# EXERCISE INSTRUCTIONS
Locate each line of the material that contains "Gold", then return it.

# DATASET ROWS
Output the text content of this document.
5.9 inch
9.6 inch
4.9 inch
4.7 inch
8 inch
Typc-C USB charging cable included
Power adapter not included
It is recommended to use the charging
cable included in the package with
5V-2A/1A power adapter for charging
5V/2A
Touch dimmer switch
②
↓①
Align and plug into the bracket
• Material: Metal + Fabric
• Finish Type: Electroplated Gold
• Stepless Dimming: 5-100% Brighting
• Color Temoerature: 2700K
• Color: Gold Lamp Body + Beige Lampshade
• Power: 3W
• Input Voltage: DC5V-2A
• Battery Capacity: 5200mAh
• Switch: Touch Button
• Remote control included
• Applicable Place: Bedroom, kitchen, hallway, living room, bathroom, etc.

# FINISHED EXERCISE
• Finish Type: Electroplated Gold
• Color: Gold Lamp Body + Beige Lampshade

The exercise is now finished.